───── GIVEN RECORDS
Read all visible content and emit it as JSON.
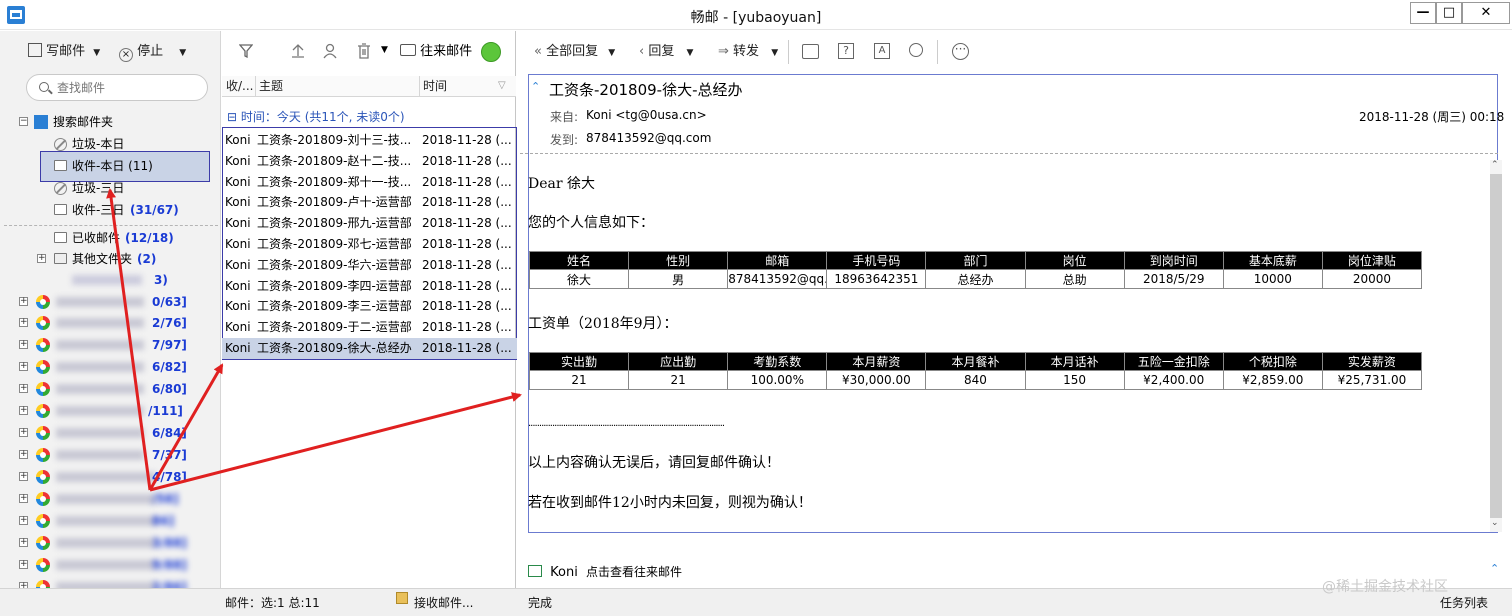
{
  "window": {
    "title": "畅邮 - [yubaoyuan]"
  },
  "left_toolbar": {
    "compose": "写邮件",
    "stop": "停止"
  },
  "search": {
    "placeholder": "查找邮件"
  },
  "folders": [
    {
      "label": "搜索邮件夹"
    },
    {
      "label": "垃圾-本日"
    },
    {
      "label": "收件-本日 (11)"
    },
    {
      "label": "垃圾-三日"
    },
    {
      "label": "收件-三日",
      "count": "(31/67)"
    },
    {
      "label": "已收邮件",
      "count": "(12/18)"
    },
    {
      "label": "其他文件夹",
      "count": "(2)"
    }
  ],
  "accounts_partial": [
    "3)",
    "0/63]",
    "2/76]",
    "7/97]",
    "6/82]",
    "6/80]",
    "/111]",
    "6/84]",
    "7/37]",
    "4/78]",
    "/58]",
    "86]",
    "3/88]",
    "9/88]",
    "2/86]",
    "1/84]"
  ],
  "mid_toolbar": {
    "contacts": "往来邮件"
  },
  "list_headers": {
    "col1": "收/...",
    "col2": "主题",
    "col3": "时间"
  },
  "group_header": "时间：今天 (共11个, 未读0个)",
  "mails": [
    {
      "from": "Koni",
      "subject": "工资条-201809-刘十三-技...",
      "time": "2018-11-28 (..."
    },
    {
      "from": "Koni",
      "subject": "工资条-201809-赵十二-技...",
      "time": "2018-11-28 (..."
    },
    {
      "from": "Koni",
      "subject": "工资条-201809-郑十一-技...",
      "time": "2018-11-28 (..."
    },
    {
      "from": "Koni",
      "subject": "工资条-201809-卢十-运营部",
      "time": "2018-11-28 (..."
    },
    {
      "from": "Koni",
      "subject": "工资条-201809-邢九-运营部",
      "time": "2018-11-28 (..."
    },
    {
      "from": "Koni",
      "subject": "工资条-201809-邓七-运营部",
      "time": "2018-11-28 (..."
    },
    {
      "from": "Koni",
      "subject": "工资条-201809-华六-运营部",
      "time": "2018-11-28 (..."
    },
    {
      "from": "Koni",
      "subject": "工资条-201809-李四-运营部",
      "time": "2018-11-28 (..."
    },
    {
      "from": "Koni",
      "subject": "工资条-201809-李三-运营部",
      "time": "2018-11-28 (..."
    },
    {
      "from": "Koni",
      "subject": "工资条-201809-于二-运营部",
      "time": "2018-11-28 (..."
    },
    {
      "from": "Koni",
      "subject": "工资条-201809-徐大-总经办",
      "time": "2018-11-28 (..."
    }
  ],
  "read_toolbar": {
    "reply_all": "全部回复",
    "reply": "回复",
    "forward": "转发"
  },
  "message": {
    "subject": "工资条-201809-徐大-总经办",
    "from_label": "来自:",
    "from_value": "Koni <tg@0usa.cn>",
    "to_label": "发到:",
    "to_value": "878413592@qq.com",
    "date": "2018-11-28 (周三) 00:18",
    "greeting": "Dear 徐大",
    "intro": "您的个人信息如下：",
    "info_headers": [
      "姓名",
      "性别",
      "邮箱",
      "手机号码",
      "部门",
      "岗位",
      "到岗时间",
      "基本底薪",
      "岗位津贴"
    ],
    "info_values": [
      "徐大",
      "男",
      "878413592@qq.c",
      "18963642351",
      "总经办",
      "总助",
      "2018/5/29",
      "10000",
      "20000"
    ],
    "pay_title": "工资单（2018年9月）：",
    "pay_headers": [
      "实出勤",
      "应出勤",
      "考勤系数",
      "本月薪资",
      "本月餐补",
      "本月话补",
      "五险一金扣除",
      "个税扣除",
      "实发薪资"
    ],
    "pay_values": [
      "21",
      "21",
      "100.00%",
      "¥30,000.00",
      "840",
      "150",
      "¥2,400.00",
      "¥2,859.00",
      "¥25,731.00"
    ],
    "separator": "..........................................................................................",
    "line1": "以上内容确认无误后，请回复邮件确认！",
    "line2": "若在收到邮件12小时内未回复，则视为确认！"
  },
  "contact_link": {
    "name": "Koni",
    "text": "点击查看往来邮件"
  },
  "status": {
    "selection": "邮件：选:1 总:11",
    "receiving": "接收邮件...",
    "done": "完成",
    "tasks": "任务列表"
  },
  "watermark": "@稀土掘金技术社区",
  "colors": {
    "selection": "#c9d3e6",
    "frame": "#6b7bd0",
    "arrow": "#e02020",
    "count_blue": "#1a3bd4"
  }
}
──────────
=== PROBLEM DETAILS ===
Copy out all the data without changing anything, and drop the pictures.

=== FULL SOLUTION ===
Read all visible content and emit it as JSON.
{
  "window": {
    "title": "畅邮 - [yubaoyuan]"
  },
  "left_toolbar": {
    "compose": "写邮件",
    "stop": "停止"
  },
  "search": {
    "placeholder": "查找邮件"
  },
  "folders": [
    {
      "label": "搜索邮件夹"
    },
    {
      "label": "垃圾-本日"
    },
    {
      "label": "收件-本日 (11)"
    },
    {
      "label": "垃圾-三日"
    },
    {
      "label": "收件-三日",
      "count": "(31/67)"
    },
    {
      "label": "已收邮件",
      "count": "(12/18)"
    },
    {
      "label": "其他文件夹",
      "count": "(2)"
    }
  ],
  "accounts_partial": [
    "3)",
    "0/63]",
    "2/76]",
    "7/97]",
    "6/82]",
    "6/80]",
    "/111]",
    "6/84]",
    "7/37]",
    "4/78]",
    "/58]",
    "86]",
    "3/88]",
    "9/88]",
    "2/86]",
    "1/84]"
  ],
  "mid_toolbar": {
    "contacts": "往来邮件"
  },
  "list_headers": {
    "col1": "收/...",
    "col2": "主题",
    "col3": "时间"
  },
  "group_header": "时间：今天 (共11个, 未读0个)",
  "mails": [
    {
      "from": "Koni",
      "subject": "工资条-201809-刘十三-技...",
      "time": "2018-11-28 (..."
    },
    {
      "from": "Koni",
      "subject": "工资条-201809-赵十二-技...",
      "time": "2018-11-28 (..."
    },
    {
      "from": "Koni",
      "subject": "工资条-201809-郑十一-技...",
      "time": "2018-11-28 (..."
    },
    {
      "from": "Koni",
      "subject": "工资条-201809-卢十-运营部",
      "time": "2018-11-28 (..."
    },
    {
      "from": "Koni",
      "subject": "工资条-201809-邢九-运营部",
      "time": "2018-11-28 (..."
    },
    {
      "from": "Koni",
      "subject": "工资条-201809-邓七-运营部",
      "time": "2018-11-28 (..."
    },
    {
      "from": "Koni",
      "subject": "工资条-201809-华六-运营部",
      "time": "2018-11-28 (..."
    },
    {
      "from": "Koni",
      "subject": "工资条-201809-李四-运营部",
      "time": "2018-11-28 (..."
    },
    {
      "from": "Koni",
      "subject": "工资条-201809-李三-运营部",
      "time": "2018-11-28 (..."
    },
    {
      "from": "Koni",
      "subject": "工资条-201809-于二-运营部",
      "time": "2018-11-28 (..."
    },
    {
      "from": "Koni",
      "subject": "工资条-201809-徐大-总经办",
      "time": "2018-11-28 (..."
    }
  ],
  "read_toolbar": {
    "reply_all": "全部回复",
    "reply": "回复",
    "forward": "转发"
  },
  "message": {
    "subject": "工资条-201809-徐大-总经办",
    "from_label": "来自:",
    "from_value": "Koni <tg@0usa.cn>",
    "to_label": "发到:",
    "to_value": "878413592@qq.com",
    "date": "2018-11-28 (周三) 00:18",
    "greeting": "Dear 徐大",
    "intro": "您的个人信息如下：",
    "info_headers": [
      "姓名",
      "性别",
      "邮箱",
      "手机号码",
      "部门",
      "岗位",
      "到岗时间",
      "基本底薪",
      "岗位津贴"
    ],
    "info_values": [
      "徐大",
      "男",
      "878413592@qq.c",
      "18963642351",
      "总经办",
      "总助",
      "2018/5/29",
      "10000",
      "20000"
    ],
    "pay_title": "工资单（2018年9月）：",
    "pay_headers": [
      "实出勤",
      "应出勤",
      "考勤系数",
      "本月薪资",
      "本月餐补",
      "本月话补",
      "五险一金扣除",
      "个税扣除",
      "实发薪资"
    ],
    "pay_values": [
      "21",
      "21",
      "100.00%",
      "¥30,000.00",
      "840",
      "150",
      "¥2,400.00",
      "¥2,859.00",
      "¥25,731.00"
    ],
    "separator": "..........................................................................................",
    "line1": "以上内容确认无误后，请回复邮件确认！",
    "line2": "若在收到邮件12小时内未回复，则视为确认！"
  },
  "contact_link": {
    "name": "Koni",
    "text": "点击查看往来邮件"
  },
  "status": {
    "selection": "邮件：选:1 总:11",
    "receiving": "接收邮件...",
    "done": "完成",
    "tasks": "任务列表"
  },
  "watermark": "@稀土掘金技术社区",
  "colors": {
    "selection": "#c9d3e6",
    "frame": "#6b7bd0",
    "arrow": "#e02020",
    "count_blue": "#1a3bd4"
  }
}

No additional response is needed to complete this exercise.